Source material:
......

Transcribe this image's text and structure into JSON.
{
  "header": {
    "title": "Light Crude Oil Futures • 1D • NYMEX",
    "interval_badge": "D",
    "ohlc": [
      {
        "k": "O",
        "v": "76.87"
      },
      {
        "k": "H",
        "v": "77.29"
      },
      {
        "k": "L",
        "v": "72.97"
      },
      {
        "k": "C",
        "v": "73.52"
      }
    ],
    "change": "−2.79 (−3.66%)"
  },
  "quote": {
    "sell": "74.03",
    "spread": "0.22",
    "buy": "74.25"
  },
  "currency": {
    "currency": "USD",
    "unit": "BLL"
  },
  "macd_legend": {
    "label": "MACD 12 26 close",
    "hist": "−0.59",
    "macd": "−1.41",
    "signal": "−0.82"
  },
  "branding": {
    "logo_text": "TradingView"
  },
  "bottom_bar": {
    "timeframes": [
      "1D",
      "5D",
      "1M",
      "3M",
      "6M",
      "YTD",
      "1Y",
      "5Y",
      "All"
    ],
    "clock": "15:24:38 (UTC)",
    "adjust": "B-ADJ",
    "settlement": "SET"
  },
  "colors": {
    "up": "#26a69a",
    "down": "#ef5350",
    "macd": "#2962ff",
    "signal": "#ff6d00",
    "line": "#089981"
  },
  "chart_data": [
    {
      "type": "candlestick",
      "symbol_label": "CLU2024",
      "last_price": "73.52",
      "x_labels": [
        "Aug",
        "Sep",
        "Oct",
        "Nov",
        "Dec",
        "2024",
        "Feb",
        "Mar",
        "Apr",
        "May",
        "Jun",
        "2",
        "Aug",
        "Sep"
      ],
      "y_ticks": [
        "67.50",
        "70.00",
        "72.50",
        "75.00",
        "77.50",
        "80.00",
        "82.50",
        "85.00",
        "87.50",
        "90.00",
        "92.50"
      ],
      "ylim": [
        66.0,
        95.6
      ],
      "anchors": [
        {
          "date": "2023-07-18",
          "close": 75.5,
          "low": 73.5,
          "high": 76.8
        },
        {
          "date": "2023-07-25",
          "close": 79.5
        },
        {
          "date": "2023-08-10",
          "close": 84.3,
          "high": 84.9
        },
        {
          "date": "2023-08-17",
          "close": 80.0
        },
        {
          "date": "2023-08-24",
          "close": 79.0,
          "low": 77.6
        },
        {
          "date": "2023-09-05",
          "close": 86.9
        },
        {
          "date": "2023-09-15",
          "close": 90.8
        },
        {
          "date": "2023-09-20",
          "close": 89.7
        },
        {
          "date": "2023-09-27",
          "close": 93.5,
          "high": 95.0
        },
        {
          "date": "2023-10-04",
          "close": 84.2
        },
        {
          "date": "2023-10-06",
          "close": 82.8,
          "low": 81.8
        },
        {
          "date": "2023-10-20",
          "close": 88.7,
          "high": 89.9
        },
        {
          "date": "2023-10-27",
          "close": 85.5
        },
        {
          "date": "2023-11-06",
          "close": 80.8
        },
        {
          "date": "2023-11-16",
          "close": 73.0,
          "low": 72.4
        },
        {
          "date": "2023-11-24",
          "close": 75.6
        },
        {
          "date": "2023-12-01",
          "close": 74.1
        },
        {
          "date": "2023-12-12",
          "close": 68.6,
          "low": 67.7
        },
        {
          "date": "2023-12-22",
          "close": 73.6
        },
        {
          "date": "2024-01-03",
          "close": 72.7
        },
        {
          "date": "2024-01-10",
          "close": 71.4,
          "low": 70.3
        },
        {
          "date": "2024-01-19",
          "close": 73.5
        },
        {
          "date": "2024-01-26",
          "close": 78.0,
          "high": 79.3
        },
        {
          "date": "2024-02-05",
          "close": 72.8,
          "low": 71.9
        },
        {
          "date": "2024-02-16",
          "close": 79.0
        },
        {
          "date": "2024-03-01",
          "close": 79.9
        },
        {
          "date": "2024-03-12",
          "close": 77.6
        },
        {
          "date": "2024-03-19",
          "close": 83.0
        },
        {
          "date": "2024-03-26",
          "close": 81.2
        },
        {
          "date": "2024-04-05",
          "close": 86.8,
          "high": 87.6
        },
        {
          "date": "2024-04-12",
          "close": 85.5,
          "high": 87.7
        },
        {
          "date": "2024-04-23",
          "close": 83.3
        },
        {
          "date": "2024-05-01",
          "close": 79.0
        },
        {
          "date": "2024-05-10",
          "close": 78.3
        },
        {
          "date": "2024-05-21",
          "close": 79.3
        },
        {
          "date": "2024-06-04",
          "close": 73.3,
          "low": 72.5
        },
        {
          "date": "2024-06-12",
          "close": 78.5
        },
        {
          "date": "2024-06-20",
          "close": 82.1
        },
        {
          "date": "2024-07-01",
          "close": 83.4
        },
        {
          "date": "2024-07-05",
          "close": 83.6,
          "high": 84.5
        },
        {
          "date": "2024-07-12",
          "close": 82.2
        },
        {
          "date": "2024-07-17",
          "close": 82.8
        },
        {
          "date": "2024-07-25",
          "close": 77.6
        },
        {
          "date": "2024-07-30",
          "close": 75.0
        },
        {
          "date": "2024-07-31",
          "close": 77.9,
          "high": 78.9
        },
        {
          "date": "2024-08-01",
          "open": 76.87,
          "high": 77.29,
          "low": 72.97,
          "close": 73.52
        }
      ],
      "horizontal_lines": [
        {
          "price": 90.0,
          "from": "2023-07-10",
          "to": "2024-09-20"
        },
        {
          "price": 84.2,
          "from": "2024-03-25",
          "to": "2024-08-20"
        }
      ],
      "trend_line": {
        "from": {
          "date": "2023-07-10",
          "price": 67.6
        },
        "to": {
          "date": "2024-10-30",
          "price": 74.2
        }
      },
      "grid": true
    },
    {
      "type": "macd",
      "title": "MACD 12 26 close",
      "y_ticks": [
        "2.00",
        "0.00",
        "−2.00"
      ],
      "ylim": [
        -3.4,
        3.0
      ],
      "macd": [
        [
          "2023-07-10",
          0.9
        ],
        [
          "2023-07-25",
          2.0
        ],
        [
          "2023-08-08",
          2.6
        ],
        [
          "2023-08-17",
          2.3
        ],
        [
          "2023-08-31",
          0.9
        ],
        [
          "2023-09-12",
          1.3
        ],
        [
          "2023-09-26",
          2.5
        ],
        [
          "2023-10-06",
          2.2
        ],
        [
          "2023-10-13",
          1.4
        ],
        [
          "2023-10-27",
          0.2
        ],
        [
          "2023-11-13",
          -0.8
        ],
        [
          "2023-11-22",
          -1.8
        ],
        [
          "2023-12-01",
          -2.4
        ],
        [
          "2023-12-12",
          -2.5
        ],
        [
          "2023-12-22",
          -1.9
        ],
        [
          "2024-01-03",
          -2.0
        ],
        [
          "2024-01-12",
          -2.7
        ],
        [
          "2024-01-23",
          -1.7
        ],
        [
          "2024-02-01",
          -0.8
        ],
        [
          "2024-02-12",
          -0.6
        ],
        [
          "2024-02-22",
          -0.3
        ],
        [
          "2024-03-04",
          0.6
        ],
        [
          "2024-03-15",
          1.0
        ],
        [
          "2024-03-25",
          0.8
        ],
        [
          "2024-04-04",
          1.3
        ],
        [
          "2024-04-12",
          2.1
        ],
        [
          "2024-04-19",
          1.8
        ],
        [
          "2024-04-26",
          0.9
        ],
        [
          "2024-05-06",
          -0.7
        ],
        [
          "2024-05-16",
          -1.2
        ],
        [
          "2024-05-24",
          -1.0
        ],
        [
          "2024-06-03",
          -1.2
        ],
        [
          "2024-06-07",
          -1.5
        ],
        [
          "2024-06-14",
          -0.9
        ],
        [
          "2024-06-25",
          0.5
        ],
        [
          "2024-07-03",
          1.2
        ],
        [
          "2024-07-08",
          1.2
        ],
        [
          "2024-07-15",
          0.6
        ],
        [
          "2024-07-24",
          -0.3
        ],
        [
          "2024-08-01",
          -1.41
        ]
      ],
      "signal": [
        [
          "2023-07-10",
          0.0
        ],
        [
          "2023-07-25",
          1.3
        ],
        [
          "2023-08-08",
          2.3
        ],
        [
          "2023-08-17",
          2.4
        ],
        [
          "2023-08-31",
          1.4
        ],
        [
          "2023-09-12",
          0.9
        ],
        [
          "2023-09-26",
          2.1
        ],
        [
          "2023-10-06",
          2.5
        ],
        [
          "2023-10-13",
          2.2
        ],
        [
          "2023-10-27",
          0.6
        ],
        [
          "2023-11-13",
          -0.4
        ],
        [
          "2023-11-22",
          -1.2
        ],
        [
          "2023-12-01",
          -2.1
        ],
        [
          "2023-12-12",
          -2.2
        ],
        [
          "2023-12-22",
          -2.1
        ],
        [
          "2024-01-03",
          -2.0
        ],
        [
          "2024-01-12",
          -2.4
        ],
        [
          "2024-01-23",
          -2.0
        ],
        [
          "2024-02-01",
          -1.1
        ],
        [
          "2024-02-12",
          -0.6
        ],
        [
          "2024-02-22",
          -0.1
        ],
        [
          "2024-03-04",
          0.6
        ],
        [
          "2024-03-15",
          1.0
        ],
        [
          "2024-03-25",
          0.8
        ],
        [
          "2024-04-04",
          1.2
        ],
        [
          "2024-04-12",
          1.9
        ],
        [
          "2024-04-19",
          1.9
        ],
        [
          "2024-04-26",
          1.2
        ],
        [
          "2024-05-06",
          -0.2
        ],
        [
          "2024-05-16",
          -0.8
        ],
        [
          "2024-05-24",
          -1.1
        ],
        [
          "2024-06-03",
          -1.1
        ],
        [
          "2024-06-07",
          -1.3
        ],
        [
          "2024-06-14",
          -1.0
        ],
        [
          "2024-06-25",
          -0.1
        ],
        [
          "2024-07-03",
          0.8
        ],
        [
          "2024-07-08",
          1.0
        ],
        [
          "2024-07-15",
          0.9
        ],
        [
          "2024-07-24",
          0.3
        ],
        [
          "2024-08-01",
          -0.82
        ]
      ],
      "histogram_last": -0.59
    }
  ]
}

......

Your goal:
Copy out all lines where the word "title" appears.

Output for this task:
    "title": "Light Crude Oil Futures • 1D • NYMEX",
      "title": "MACD 12 26 close",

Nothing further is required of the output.